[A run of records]
※
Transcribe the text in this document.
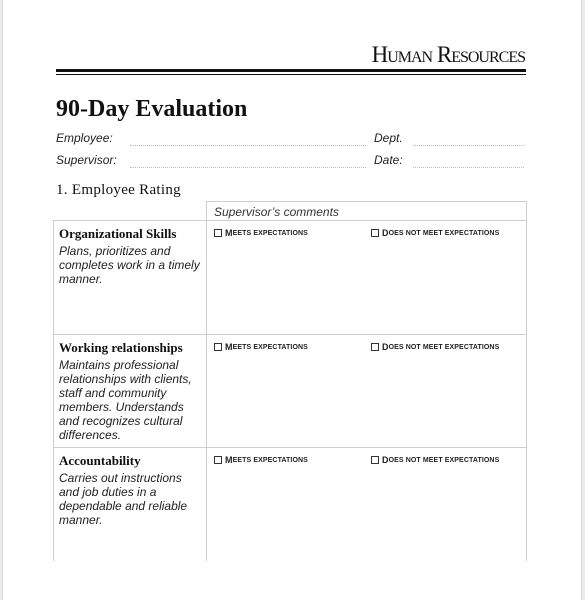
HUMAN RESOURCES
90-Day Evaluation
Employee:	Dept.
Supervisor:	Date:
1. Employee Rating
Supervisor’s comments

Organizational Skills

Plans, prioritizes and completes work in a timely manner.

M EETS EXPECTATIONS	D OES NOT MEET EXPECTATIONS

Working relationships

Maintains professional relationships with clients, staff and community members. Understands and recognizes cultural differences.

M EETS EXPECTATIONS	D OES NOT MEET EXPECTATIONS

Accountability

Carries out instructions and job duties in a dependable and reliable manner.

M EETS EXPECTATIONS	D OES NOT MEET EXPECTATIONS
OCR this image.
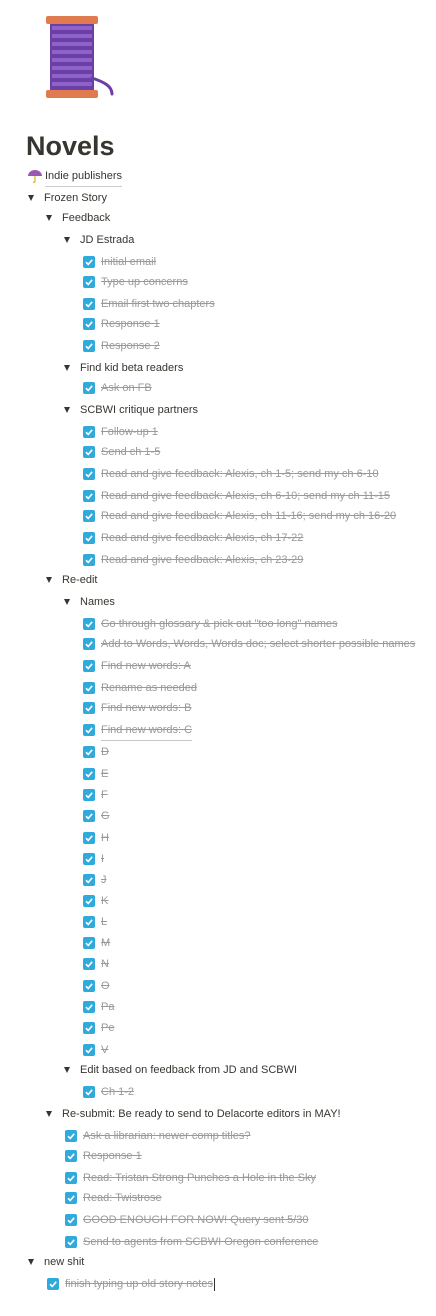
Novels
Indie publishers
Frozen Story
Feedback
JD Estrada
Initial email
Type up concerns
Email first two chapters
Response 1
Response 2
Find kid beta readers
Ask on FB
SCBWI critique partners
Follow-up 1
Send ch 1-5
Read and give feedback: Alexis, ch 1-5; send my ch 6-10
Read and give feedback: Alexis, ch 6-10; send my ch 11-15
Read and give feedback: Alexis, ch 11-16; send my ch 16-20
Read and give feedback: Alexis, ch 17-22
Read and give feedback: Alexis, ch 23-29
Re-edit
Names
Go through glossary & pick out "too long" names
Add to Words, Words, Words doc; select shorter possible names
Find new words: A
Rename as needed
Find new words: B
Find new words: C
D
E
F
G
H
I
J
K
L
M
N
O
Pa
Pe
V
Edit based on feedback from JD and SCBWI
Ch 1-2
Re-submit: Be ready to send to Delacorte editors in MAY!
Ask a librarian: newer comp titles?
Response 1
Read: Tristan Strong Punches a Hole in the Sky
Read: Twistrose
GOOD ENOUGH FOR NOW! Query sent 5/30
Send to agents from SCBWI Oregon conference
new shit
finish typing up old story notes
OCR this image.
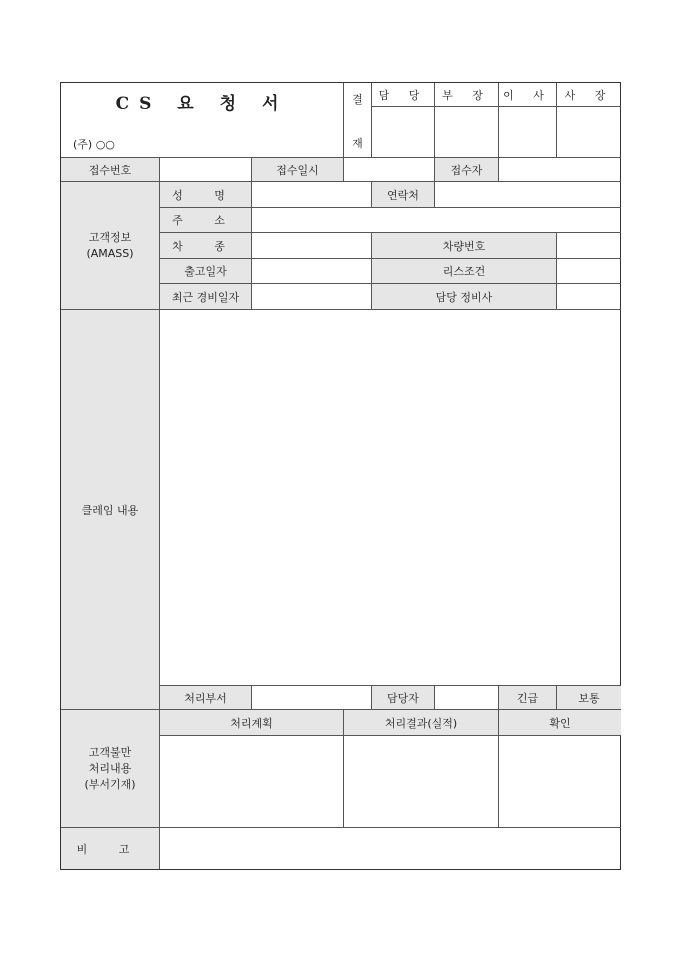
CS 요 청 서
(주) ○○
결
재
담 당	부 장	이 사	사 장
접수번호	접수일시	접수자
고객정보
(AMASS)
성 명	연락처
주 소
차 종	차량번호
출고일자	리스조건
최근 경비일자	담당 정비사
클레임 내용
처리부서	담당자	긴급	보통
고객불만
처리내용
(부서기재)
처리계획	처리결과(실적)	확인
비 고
※
▶ _SHORT TASK_:
Without the pictures, write out every entry precisely as it appears.

▶ _EXPECTED OUTPUT_:
Transcribe the text in this document.
HUMAN RESOURCES
90-Day Evaluation
Employee:	Dept.
Supervisor:	Date:
1. Employee Rating
Supervisor’s comments

Organizational Skills

Plans, prioritizes and completes work in a timely manner.

M EETS EXPECTATIONS	D OES NOT MEET EXPECTATIONS

Working relationships

Maintains professional relationships with clients, staff and community members. Understands and recognizes cultural differences.

M EETS EXPECTATIONS	D OES NOT MEET EXPECTATIONS

Accountability

Carries out instructions and job duties in a dependable and reliable manner.

M EETS EXPECTATIONS	D OES NOT MEET EXPECTATIONS
OCR this image.
Novels
Indie publishers
Frozen Story
Feedback
JD Estrada
Initial email
Type up concerns
Email first two chapters
Response 1
Response 2
Find kid beta readers
Ask on FB
SCBWI critique partners
Follow-up 1
Send ch 1-5
Read and give feedback: Alexis, ch 1-5; send my ch 6-10
Read and give feedback: Alexis, ch 6-10; send my ch 11-15
Read and give feedback: Alexis, ch 11-16; send my ch 16-20
Read and give feedback: Alexis, ch 17-22
Read and give feedback: Alexis, ch 23-29
Re-edit
Names
Go through glossary & pick out "too long" names
Add to Words, Words, Words doc; select shorter possible names
Find new words: A
Rename as needed
Find new words: B
Find new words: C
D
E
F
G
H
I
J
K
L
M
N
O
Pa
Pe
V
Edit based on feedback from JD and SCBWI
Ch 1-2
Re-submit: Be ready to send to Delacorte editors in MAY!
Ask a librarian: newer comp titles?
Response 1
Read: Tristan Strong Punches a Hole in the Sky
Read: Twistrose
GOOD ENOUGH FOR NOW! Query sent 5/30
Send to agents from SCBWI Oregon conference
new shit
finish typing up old story notes
OCR this image.
CS 요 청 서
(주) ○○
결
재
담 당	부 장	이 사	사 장
접수번호	접수일시	접수자
고객정보
(AMASS)
성 명	연락처
주 소
차 종	차량번호
출고일자	리스조건
최근 경비일자	담당 정비사
클레임 내용
처리부서	담당자	긴급	보통
고객불만
처리내용
(부서기재)
처리계획	처리결과(실적)	확인
비 고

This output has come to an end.